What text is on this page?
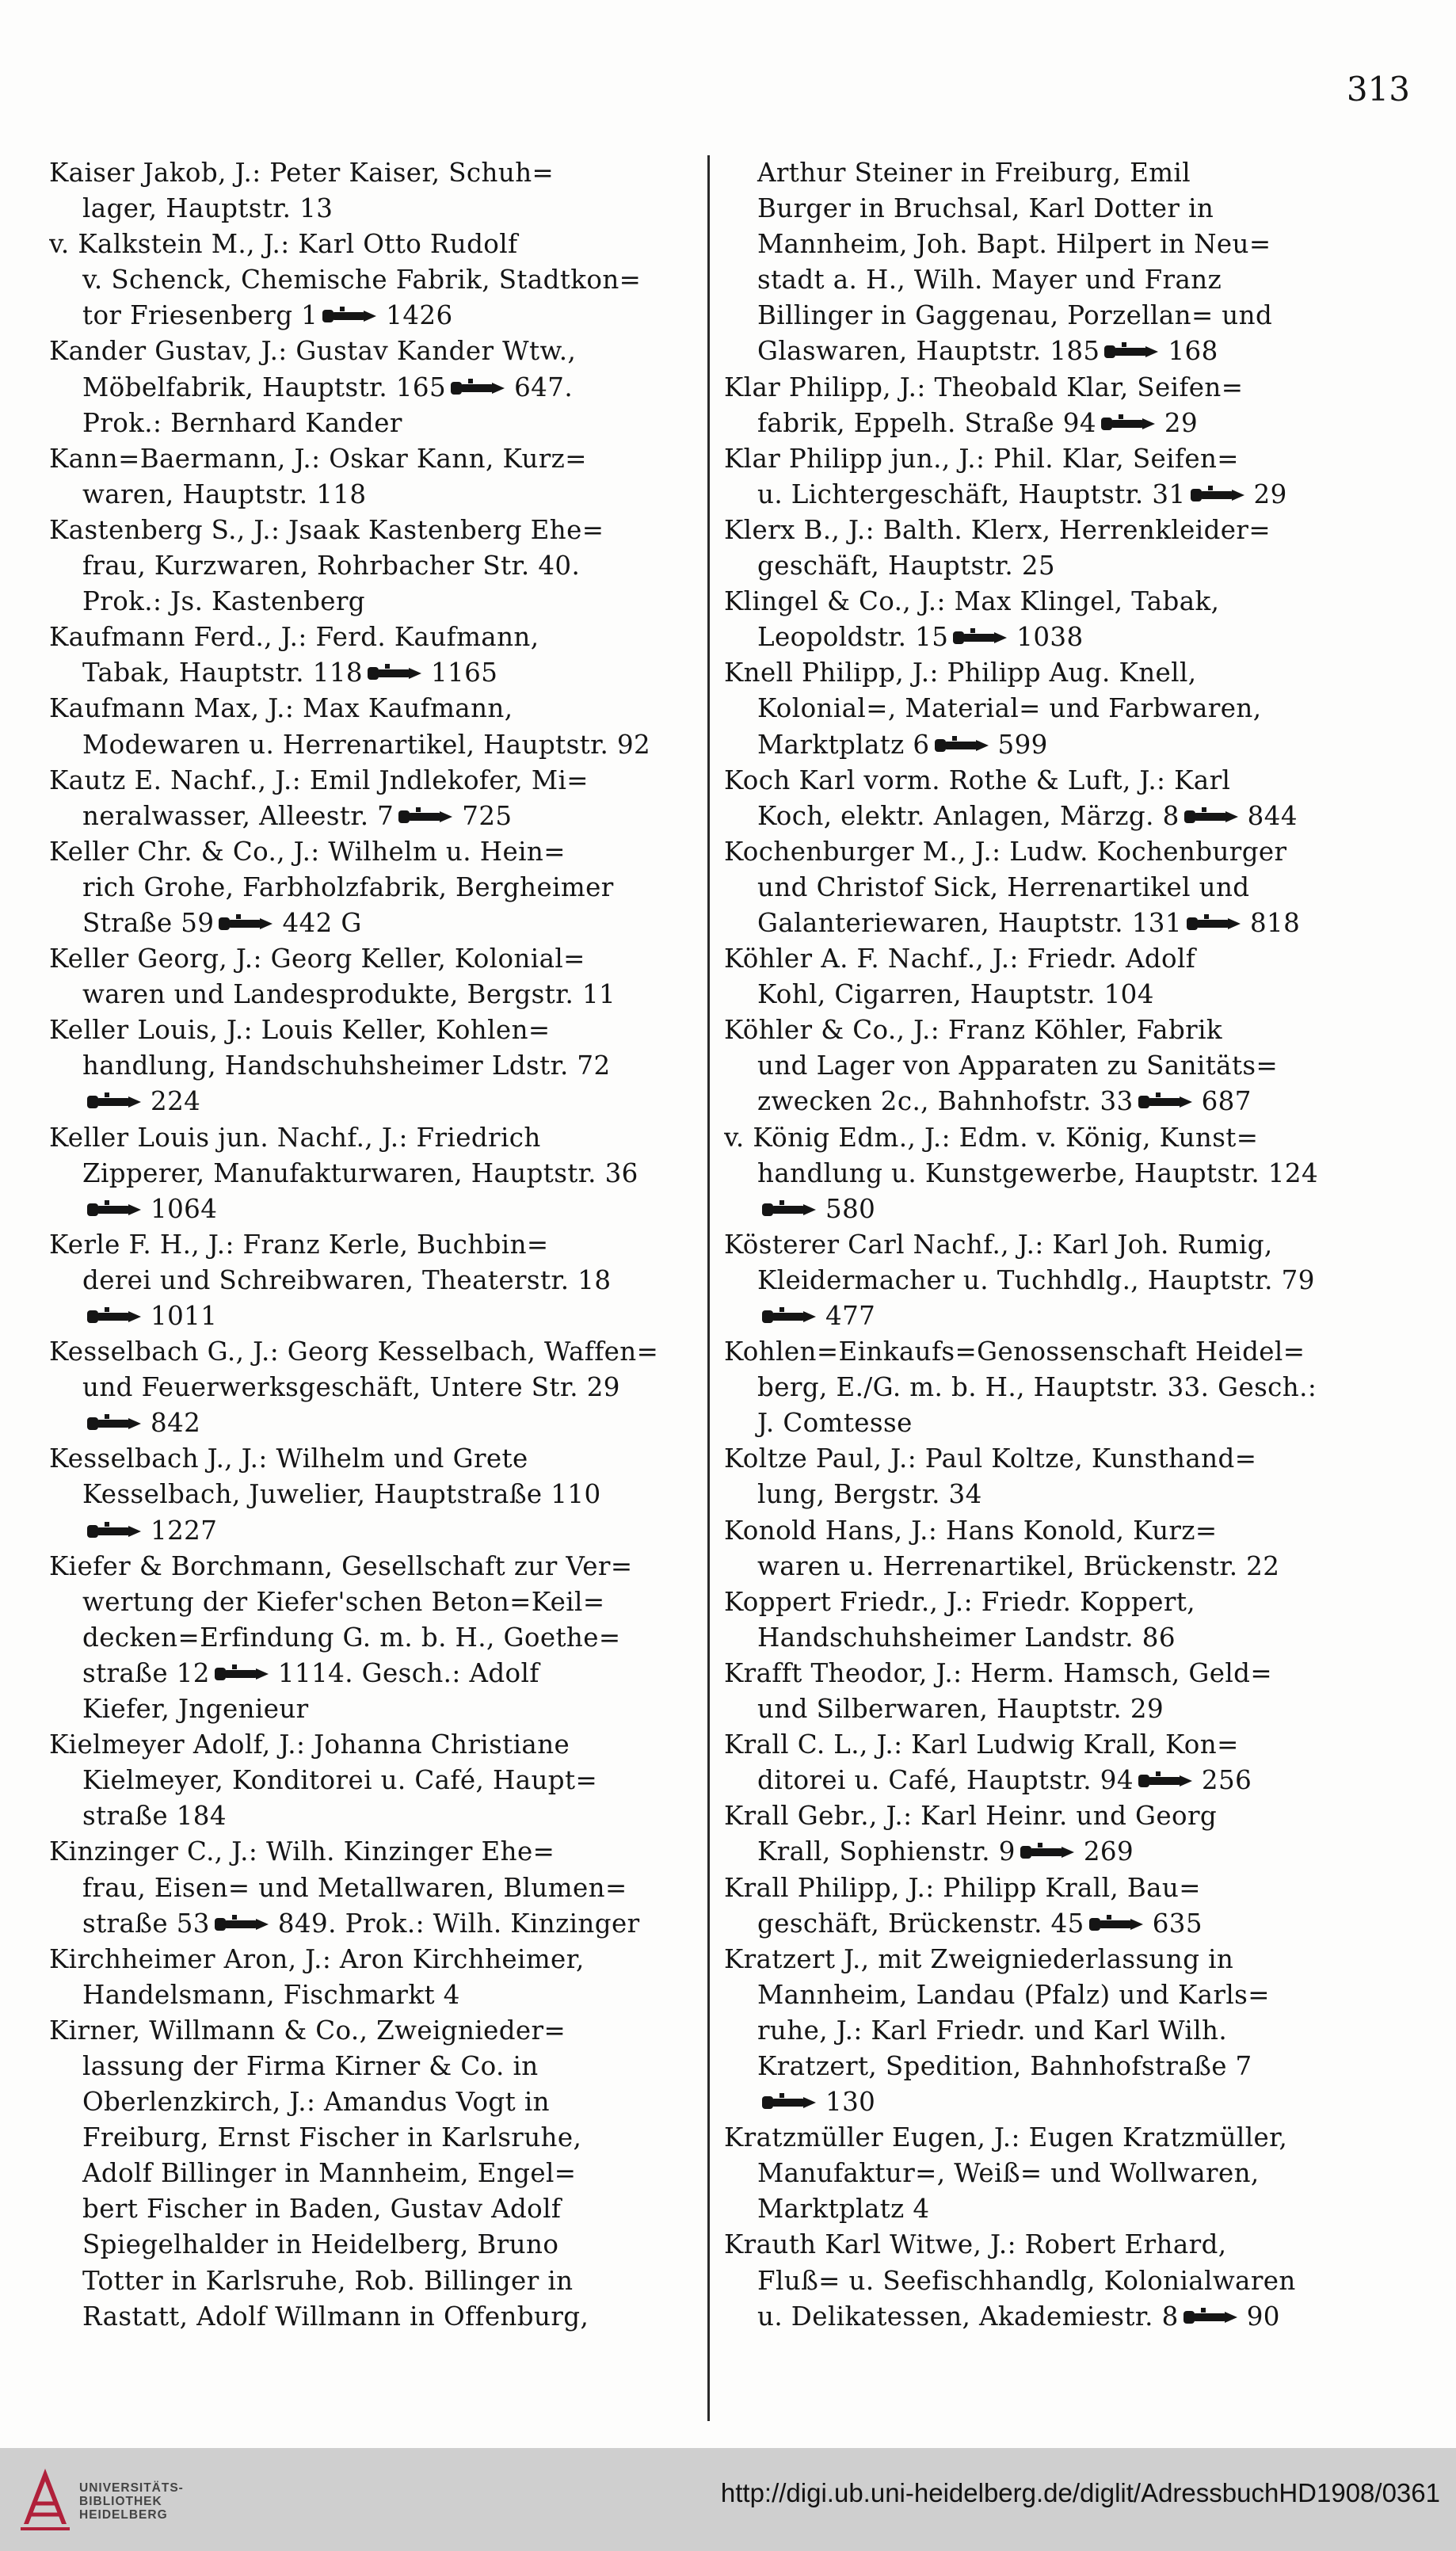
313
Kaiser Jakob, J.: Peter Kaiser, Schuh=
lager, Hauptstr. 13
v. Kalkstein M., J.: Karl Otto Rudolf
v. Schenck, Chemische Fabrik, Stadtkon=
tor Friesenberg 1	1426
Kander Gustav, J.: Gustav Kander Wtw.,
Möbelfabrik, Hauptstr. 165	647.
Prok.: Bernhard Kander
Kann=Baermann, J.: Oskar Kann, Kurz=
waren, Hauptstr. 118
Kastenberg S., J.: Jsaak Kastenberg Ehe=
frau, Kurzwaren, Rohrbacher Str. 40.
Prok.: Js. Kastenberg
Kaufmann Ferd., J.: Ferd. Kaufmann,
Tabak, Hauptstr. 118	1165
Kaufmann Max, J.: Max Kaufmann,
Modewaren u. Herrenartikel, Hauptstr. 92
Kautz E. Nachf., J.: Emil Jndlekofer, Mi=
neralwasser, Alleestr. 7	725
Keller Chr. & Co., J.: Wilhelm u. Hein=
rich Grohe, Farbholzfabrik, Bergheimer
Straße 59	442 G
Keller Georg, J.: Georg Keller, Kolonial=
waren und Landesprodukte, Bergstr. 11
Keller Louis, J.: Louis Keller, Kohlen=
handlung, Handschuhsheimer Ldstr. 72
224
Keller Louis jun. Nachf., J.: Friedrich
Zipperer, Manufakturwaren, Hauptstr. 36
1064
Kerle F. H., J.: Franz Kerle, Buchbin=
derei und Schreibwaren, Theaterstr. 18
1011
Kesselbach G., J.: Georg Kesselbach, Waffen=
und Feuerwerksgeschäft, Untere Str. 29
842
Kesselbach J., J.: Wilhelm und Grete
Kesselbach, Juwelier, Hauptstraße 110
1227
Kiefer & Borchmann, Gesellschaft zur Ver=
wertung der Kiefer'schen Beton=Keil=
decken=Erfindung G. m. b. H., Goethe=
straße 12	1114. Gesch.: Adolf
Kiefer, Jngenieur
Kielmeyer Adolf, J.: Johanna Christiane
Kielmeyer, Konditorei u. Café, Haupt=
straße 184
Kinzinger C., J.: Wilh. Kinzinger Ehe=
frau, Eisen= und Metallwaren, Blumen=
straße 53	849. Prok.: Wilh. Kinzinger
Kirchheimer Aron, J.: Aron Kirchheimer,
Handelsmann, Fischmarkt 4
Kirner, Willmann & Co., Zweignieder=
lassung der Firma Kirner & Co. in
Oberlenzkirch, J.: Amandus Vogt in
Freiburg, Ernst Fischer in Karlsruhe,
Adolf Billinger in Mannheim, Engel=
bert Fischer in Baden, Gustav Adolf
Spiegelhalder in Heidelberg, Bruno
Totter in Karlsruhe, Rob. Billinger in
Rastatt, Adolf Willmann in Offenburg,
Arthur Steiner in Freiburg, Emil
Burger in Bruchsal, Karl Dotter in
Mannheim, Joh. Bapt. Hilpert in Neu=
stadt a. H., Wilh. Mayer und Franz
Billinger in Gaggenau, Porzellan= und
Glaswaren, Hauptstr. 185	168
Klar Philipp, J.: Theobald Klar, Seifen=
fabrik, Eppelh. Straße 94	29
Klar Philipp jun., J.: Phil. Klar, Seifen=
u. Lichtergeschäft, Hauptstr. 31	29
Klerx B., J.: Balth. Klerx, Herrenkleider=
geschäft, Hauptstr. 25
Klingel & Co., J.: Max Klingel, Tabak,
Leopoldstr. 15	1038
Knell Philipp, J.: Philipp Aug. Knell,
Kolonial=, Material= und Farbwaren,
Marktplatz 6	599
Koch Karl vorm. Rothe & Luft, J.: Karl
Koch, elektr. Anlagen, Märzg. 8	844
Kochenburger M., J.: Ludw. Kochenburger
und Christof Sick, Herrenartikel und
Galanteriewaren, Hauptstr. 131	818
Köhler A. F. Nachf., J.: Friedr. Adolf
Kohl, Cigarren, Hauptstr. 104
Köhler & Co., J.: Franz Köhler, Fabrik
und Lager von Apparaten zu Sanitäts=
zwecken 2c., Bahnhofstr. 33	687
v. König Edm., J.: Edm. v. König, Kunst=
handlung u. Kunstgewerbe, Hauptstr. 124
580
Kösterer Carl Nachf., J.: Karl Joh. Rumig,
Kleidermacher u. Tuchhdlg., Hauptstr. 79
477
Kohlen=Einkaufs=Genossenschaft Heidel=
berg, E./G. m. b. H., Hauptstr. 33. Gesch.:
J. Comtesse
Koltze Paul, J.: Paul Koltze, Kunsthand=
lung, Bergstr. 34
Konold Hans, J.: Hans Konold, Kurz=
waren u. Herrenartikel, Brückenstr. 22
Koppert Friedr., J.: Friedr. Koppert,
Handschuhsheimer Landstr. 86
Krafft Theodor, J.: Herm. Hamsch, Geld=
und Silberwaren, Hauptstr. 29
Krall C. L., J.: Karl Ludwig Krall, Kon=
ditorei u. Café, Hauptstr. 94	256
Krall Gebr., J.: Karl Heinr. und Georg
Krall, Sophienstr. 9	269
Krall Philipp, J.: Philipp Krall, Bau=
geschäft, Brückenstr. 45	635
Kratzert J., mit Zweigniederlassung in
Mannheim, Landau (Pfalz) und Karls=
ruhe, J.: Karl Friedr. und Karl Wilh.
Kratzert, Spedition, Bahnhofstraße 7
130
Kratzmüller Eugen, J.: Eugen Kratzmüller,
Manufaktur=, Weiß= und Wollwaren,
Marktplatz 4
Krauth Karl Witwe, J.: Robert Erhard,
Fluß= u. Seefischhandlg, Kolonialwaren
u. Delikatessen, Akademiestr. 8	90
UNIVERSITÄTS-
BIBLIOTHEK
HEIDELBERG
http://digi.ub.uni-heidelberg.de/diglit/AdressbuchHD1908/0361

● ● ● ● ● ● ●

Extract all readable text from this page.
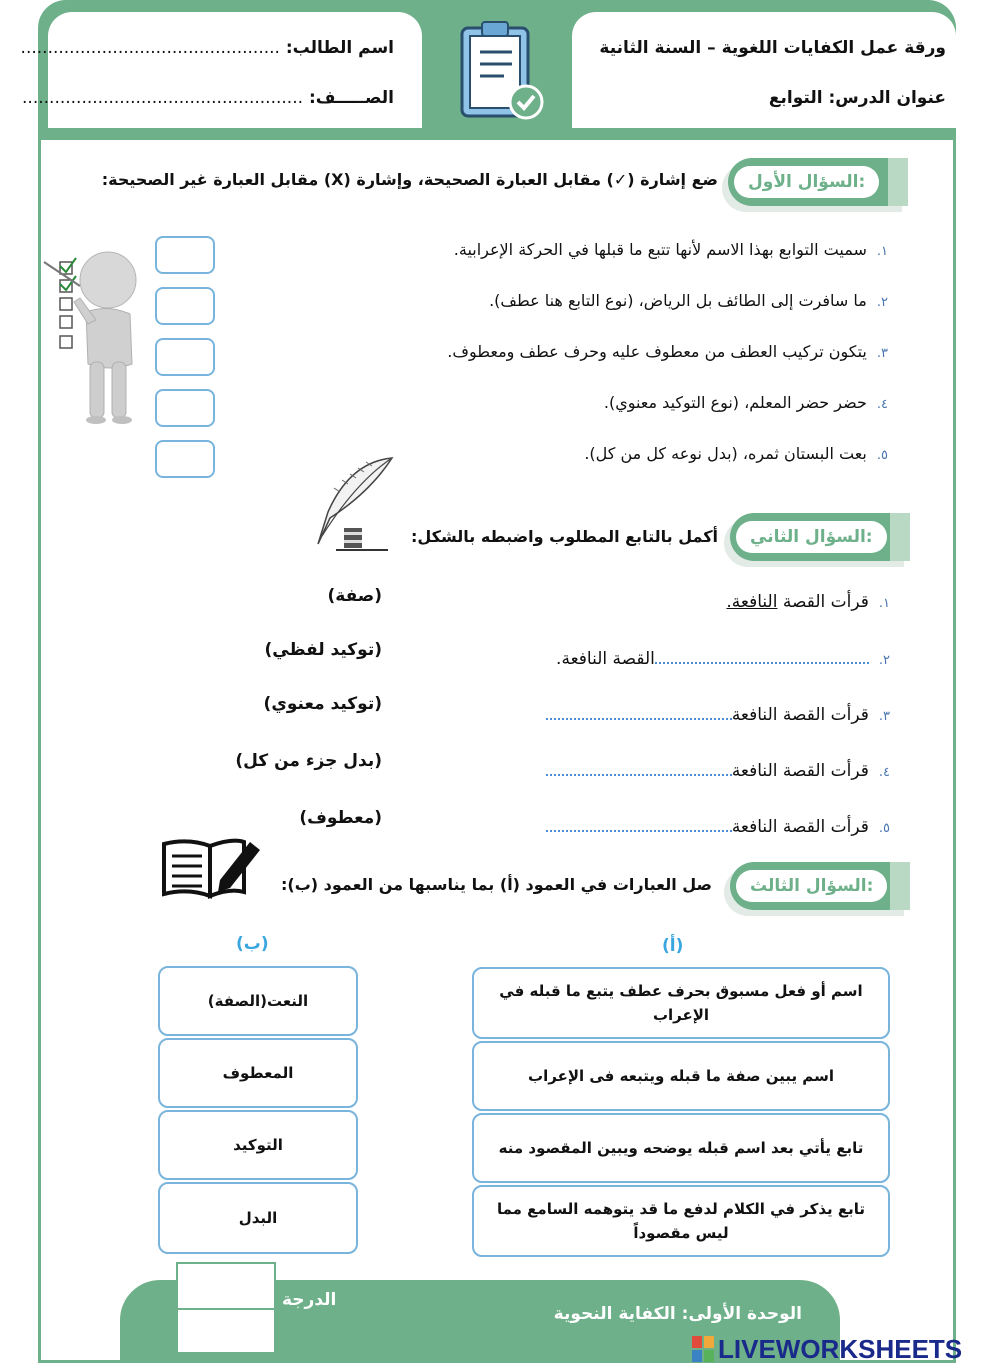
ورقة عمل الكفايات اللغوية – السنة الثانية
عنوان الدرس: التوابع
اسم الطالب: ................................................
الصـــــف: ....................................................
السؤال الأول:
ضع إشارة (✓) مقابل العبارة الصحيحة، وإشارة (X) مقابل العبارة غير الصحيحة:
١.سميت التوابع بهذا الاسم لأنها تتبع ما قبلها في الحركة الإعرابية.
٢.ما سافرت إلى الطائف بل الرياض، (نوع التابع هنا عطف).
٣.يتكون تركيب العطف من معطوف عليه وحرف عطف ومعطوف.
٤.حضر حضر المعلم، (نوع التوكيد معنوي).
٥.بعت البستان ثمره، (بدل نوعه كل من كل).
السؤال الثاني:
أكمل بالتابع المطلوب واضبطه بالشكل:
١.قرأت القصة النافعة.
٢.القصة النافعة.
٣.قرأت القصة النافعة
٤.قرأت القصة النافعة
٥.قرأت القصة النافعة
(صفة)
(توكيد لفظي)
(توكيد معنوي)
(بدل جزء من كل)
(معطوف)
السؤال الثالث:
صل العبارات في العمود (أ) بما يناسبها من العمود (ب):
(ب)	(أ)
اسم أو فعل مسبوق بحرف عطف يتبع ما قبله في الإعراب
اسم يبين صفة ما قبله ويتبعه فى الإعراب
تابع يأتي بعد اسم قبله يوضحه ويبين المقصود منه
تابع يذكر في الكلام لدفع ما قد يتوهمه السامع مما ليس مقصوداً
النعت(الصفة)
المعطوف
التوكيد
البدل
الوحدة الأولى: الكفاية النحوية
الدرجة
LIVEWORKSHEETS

● ● ● ● ● ● ●

(GIVEN TASK)
Set out every line from the material that contains the string "Kiefer".

(COMPLETE RESPONSE)
Kiefer & Borchmann, Gesellschaft zur Ver=
wertung der Kiefer'schen Beton=Keil=
Kiefer, Jngenieur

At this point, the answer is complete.